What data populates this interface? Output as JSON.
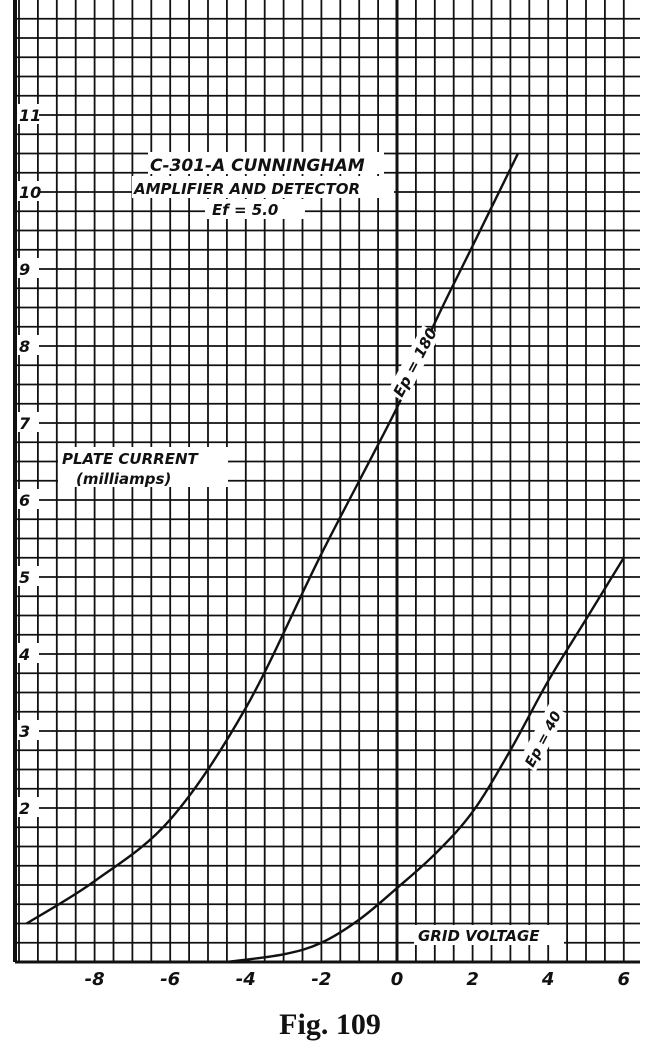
{
  "chart_data": {
    "type": "line",
    "title": [
      "C-301-A CUNNINGHAM",
      "AMPLIFIER AND DETECTOR",
      "Ef = 5.0"
    ],
    "xlabel": "GRID VOLTAGE",
    "ylabel": [
      "PLATE CURRENT",
      "(milliamps)"
    ],
    "xlim": [
      -9.8,
      6
    ],
    "ylim": [
      0,
      12.5
    ],
    "grid": true,
    "grid_minor_step": {
      "x": 0.5,
      "y": 0.25
    },
    "x_ticks": [
      "-8",
      "-6",
      "-4",
      "-2",
      "0",
      "2",
      "4",
      "6"
    ],
    "y_ticks": [
      "2",
      "3",
      "4",
      "5",
      "6",
      "7",
      "8",
      "9",
      "10",
      "11"
    ],
    "series": [
      {
        "name": "Ep = 180",
        "x": [
          -9.8,
          -8,
          -6,
          -4,
          -2,
          0,
          1,
          2,
          3.2
        ],
        "y": [
          0.5,
          1.05,
          1.85,
          3.3,
          5.3,
          7.2,
          8.3,
          9.3,
          10.5
        ]
      },
      {
        "name": "Ep = 40",
        "x": [
          -4.5,
          -3,
          -2,
          -1,
          0,
          1,
          2,
          3,
          4,
          5,
          6
        ],
        "y": [
          0,
          0.1,
          0.25,
          0.55,
          0.96,
          1.4,
          1.95,
          2.75,
          3.65,
          4.45,
          5.25
        ]
      }
    ],
    "colors": {
      "grid": "#111111",
      "line": "#111111",
      "background": "#ffffff"
    }
  },
  "caption": "Fig. 109"
}
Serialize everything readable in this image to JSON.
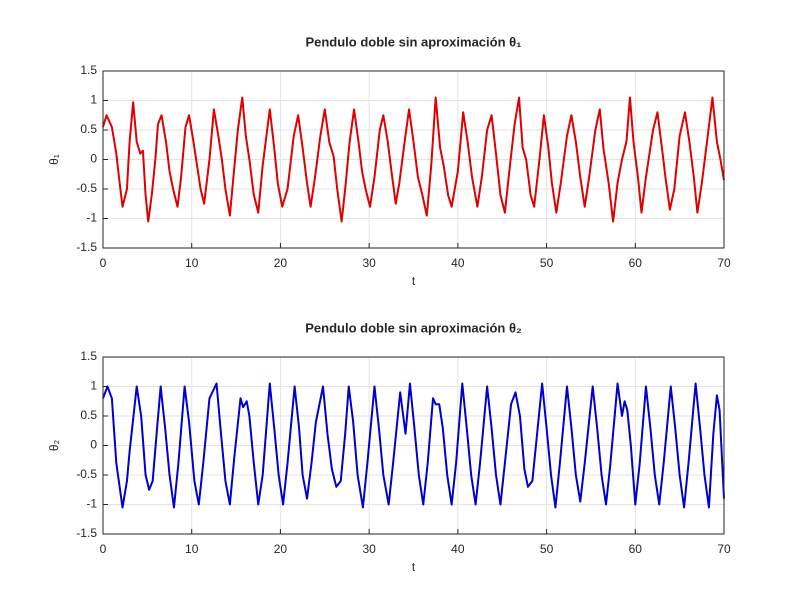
{
  "chart_data": [
    {
      "type": "line",
      "title": "Pendulo doble sin aproximación θ₁",
      "xlabel": "t",
      "ylabel": "θ₁",
      "color": "#e00000",
      "xlim": [
        0,
        70
      ],
      "xticks": [
        0,
        10,
        20,
        30,
        40,
        50,
        60,
        70
      ],
      "ylim": [
        -1.5,
        1.5
      ],
      "yticks": [
        -1.5,
        -1,
        -0.5,
        0,
        0.5,
        1,
        1.5
      ],
      "grid": true,
      "x": [
        0,
        0.4,
        1,
        1.5,
        1.8,
        2.2,
        2.7,
        3,
        3.4,
        3.8,
        4.2,
        4.5,
        4.8,
        5.1,
        5.5,
        5.9,
        6.2,
        6.6,
        7.1,
        7.5,
        7.9,
        8.4,
        8.8,
        9.3,
        9.7,
        10.2,
        10.6,
        11,
        11.4,
        12,
        12.5,
        13,
        13.4,
        13.8,
        14.3,
        14.7,
        15.2,
        15.7,
        16.1,
        16.5,
        17,
        17.5,
        18,
        18.8,
        19.3,
        19.7,
        20.2,
        20.8,
        21.5,
        22,
        22.5,
        23,
        23.4,
        23.9,
        24.5,
        25,
        25.5,
        26,
        26.4,
        26.9,
        27.3,
        27.8,
        28.3,
        28.8,
        29.2,
        29.6,
        30.1,
        30.6,
        31.2,
        31.6,
        32.1,
        32.6,
        33,
        33.4,
        34,
        34.5,
        35,
        35.5,
        36,
        36.5,
        37,
        37.5,
        38,
        38.4,
        38.9,
        39.3,
        40,
        40.6,
        41.1,
        41.6,
        42.2,
        42.7,
        43.3,
        43.8,
        44.3,
        44.8,
        45.3,
        45.8,
        46.4,
        46.9,
        47.3,
        47.7,
        48.2,
        48.6,
        49.2,
        49.7,
        50.2,
        50.6,
        51.1,
        51.6,
        52.3,
        52.8,
        53.3,
        53.8,
        54.3,
        54.8,
        55.5,
        56,
        56.4,
        57,
        57.5,
        58,
        58.5,
        59,
        59.4,
        59.8,
        60.3,
        60.7,
        61.2,
        62,
        62.5,
        63,
        63.4,
        63.9,
        64.4,
        65,
        65.6,
        66.1,
        66.6,
        67,
        67.5,
        68,
        68.7,
        69.2,
        69.6,
        70
      ],
      "values": [
        0.55,
        0.75,
        0.55,
        0.1,
        -0.3,
        -0.8,
        -0.5,
        0.3,
        0.97,
        0.3,
        0.1,
        0.15,
        -0.6,
        -1.05,
        -0.6,
        0,
        0.6,
        0.75,
        0.3,
        -0.2,
        -0.5,
        -0.8,
        -0.3,
        0.55,
        0.75,
        0.3,
        -0.1,
        -0.5,
        -0.75,
        0,
        0.85,
        0.4,
        0,
        -0.5,
        -0.95,
        -0.3,
        0.5,
        1.05,
        0.4,
        0,
        -0.6,
        -0.9,
        -0.1,
        0.85,
        0.2,
        -0.4,
        -0.8,
        -0.5,
        0.4,
        0.75,
        0.2,
        -0.4,
        -0.8,
        -0.3,
        0.4,
        0.85,
        0.3,
        0.05,
        -0.5,
        -1.05,
        -0.5,
        0.3,
        0.85,
        0.3,
        -0.2,
        -0.5,
        -0.8,
        -0.3,
        0.5,
        0.75,
        0.3,
        -0.3,
        -0.75,
        -0.4,
        0.3,
        0.85,
        0.3,
        -0.3,
        -0.6,
        -0.95,
        -0.1,
        1.05,
        0.2,
        -0.1,
        -0.6,
        -0.8,
        -0.2,
        0.8,
        0.3,
        -0.3,
        -0.8,
        -0.3,
        0.5,
        0.75,
        0.1,
        -0.6,
        -0.9,
        -0.2,
        0.6,
        1.05,
        0.2,
        0,
        -0.6,
        -0.8,
        0,
        0.75,
        0.2,
        -0.4,
        -0.9,
        -0.4,
        0.4,
        0.75,
        0.3,
        -0.3,
        -0.8,
        -0.3,
        0.5,
        0.85,
        0.2,
        -0.4,
        -1.05,
        -0.4,
        0,
        0.3,
        1.05,
        0.3,
        -0.3,
        -0.9,
        -0.3,
        0.5,
        0.8,
        0.2,
        -0.3,
        -0.85,
        -0.5,
        0.4,
        0.8,
        0.3,
        -0.3,
        -0.9,
        -0.4,
        0.2,
        1.05,
        0.3,
        0,
        -0.35
      ]
    },
    {
      "type": "line",
      "title": "Pendulo doble sin aproximación θ₂",
      "xlabel": "t",
      "ylabel": "θ₂",
      "color": "#0000d0",
      "xlim": [
        0,
        70
      ],
      "xticks": [
        0,
        10,
        20,
        30,
        40,
        50,
        60,
        70
      ],
      "ylim": [
        -1.5,
        1.5
      ],
      "yticks": [
        -1.5,
        -1,
        -0.5,
        0,
        0.5,
        1,
        1.5
      ],
      "grid": true,
      "x": [
        0,
        0.5,
        1,
        1.5,
        2.2,
        2.7,
        3,
        3.8,
        4.3,
        4.8,
        5.2,
        5.6,
        6.1,
        6.5,
        7,
        7.5,
        8,
        8.5,
        9.2,
        9.7,
        10.3,
        10.8,
        11.3,
        12,
        12.8,
        13.3,
        13.8,
        14.3,
        14.8,
        15.5,
        15.8,
        16.2,
        16.5,
        17,
        17.5,
        18,
        18.8,
        19.3,
        19.8,
        20.3,
        20.8,
        21.6,
        22.1,
        22.5,
        23,
        23.5,
        24,
        24.8,
        25.3,
        25.8,
        26.3,
        26.8,
        27.3,
        27.7,
        28.2,
        28.7,
        29.3,
        29.8,
        30.6,
        31.1,
        31.6,
        32.2,
        32.7,
        33.5,
        34.1,
        34.6,
        35.1,
        35.6,
        36.1,
        36.6,
        37.2,
        37.5,
        37.9,
        38.3,
        38.8,
        39.3,
        39.8,
        40.5,
        41,
        41.5,
        42,
        42.5,
        43.3,
        43.8,
        44.3,
        44.8,
        45.3,
        46,
        46.5,
        47,
        47.5,
        47.9,
        48.4,
        49,
        49.5,
        50,
        50.5,
        51,
        51.5,
        52.3,
        52.8,
        53.3,
        53.8,
        54.3,
        55.2,
        55.7,
        56.2,
        56.7,
        57.2,
        58,
        58.5,
        58.8,
        59.1,
        59.5,
        60,
        60.5,
        61.2,
        61.7,
        62.2,
        62.7,
        63.2,
        64,
        64.5,
        65,
        65.5,
        66,
        66.8,
        67.3,
        67.8,
        68.3,
        68.8,
        69.2,
        69.5,
        69.7,
        70
      ],
      "values": [
        0.8,
        1,
        0.8,
        -0.3,
        -1.05,
        -0.6,
        -0.1,
        1,
        0.5,
        -0.5,
        -0.75,
        -0.6,
        0.3,
        1,
        0.3,
        -0.5,
        -1.05,
        -0.3,
        1,
        0.4,
        -0.6,
        -1,
        -0.3,
        0.8,
        1.05,
        0.2,
        -0.6,
        -1,
        -0.2,
        0.8,
        0.65,
        0.75,
        0.5,
        -0.3,
        -1,
        -0.5,
        1.05,
        0.3,
        -0.5,
        -1,
        -0.3,
        1,
        0.3,
        -0.5,
        -0.9,
        -0.3,
        0.4,
        1,
        0.2,
        -0.4,
        -0.7,
        -0.6,
        0.2,
        1,
        0.4,
        -0.5,
        -1.05,
        -0.3,
        1,
        0.3,
        -0.5,
        -1,
        -0.3,
        0.9,
        0.2,
        1.05,
        0.3,
        -0.5,
        -1,
        -0.3,
        0.8,
        0.7,
        0.7,
        0.3,
        -0.5,
        -1,
        -0.3,
        1.05,
        0.3,
        -0.5,
        -1,
        -0.3,
        1,
        0.3,
        -0.5,
        -1,
        -0.3,
        0.7,
        0.9,
        0.5,
        -0.4,
        -0.7,
        -0.6,
        0.3,
        1.05,
        0.3,
        -0.5,
        -1.05,
        -0.3,
        1,
        0.3,
        -0.5,
        -0.95,
        -0.3,
        1,
        0.3,
        -0.5,
        -1,
        -0.3,
        1.05,
        0.5,
        0.75,
        0.6,
        0,
        -1,
        -0.3,
        1,
        0.3,
        -0.5,
        -1,
        -0.3,
        1,
        0.3,
        -0.5,
        -1.05,
        -0.3,
        1.05,
        0.3,
        -0.5,
        -1.05,
        0.2,
        0.85,
        0.6,
        0,
        -0.9
      ]
    }
  ]
}
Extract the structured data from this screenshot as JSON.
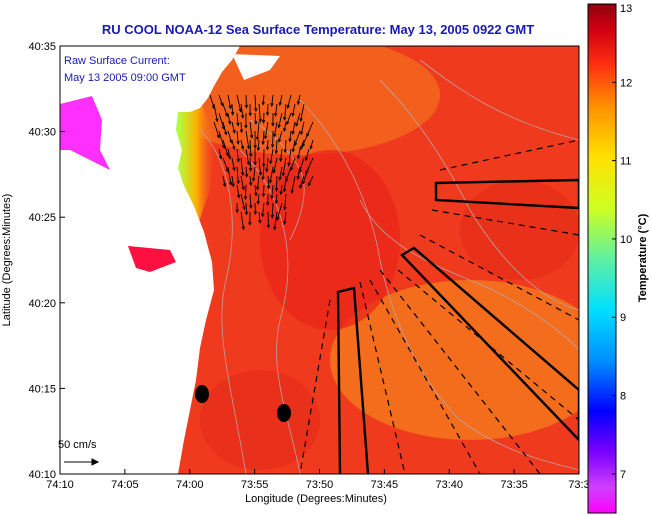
{
  "title": "RU COOL  NOAA-12  Sea Surface Temperature:  May 13, 2005 0922 GMT",
  "legend": {
    "current_line1": "Raw Surface Current:",
    "current_line2": "May 13 2005 09:00 GMT",
    "scale_label": "50 cm/s"
  },
  "axes": {
    "xlabel": "Longitude (Degrees:Minutes)",
    "ylabel": "Latitude (Degrees:Minutes)",
    "x_ticks": [
      "74:10",
      "74:05",
      "74:00",
      "73:55",
      "73:50",
      "73:45",
      "73:40",
      "73:35",
      "73:3"
    ],
    "y_ticks": [
      "40:35",
      "40:30",
      "40:25",
      "40:20",
      "40:15",
      "40:10"
    ]
  },
  "colorbar": {
    "label": "Temperature (°C)",
    "ticks": [
      "13",
      "12",
      "11",
      "10",
      "9",
      "8",
      "7"
    ],
    "range": [
      6.5,
      13
    ]
  },
  "colors": {
    "title": "#1a1ab4",
    "ocean": "#f03a1e",
    "land": "#ffffff"
  }
}
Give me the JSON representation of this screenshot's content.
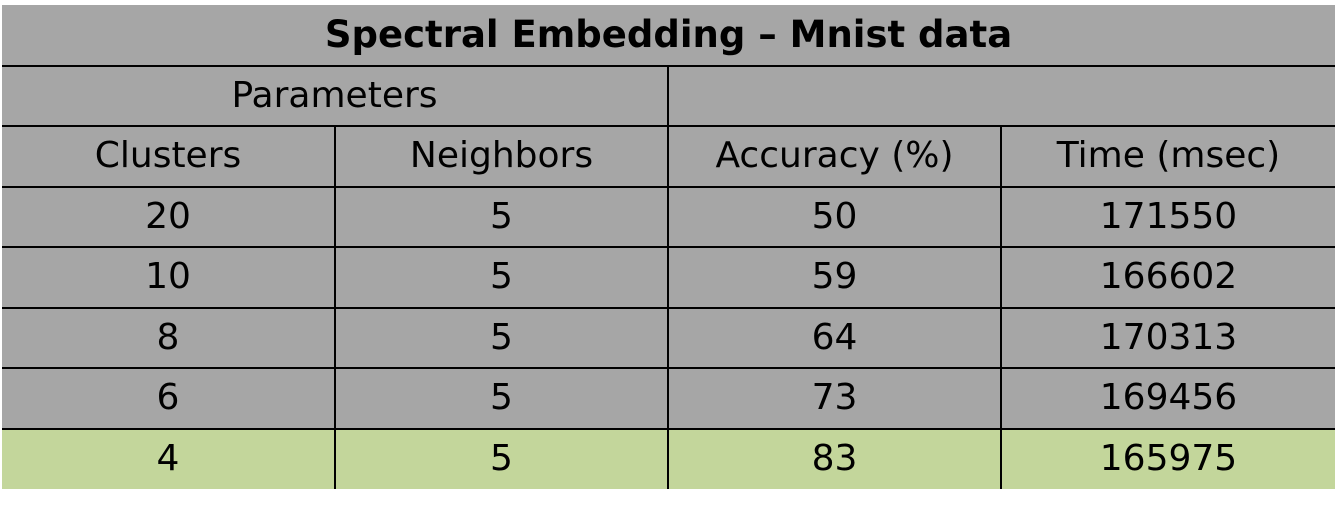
{
  "table": {
    "title": "Spectral Embedding – Mnist data",
    "group_header": "Parameters",
    "columns": [
      "Clusters",
      "Neighbors",
      "Accuracy (%)",
      "Time (msec)"
    ],
    "rows": [
      [
        "20",
        "5",
        "50",
        "171550"
      ],
      [
        "10",
        "5",
        "59",
        "166602"
      ],
      [
        "8",
        "5",
        "64",
        "170313"
      ],
      [
        "6",
        "5",
        "73",
        "169456"
      ],
      [
        "4",
        "5",
        "83",
        "165975"
      ]
    ],
    "highlight_row_color": "#c3d69b",
    "cell_color": "#a6a6a6"
  }
}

************

= Problem to work on =
Pull out every line holding "Temperature" from the records above, and copy it.

= Answer for this exercise =
  "title": "RU COOL  NOAA-12  Sea Surface Temperature:  May 13, 2005 0922 GMT",
    "label": "Temperature (°C)",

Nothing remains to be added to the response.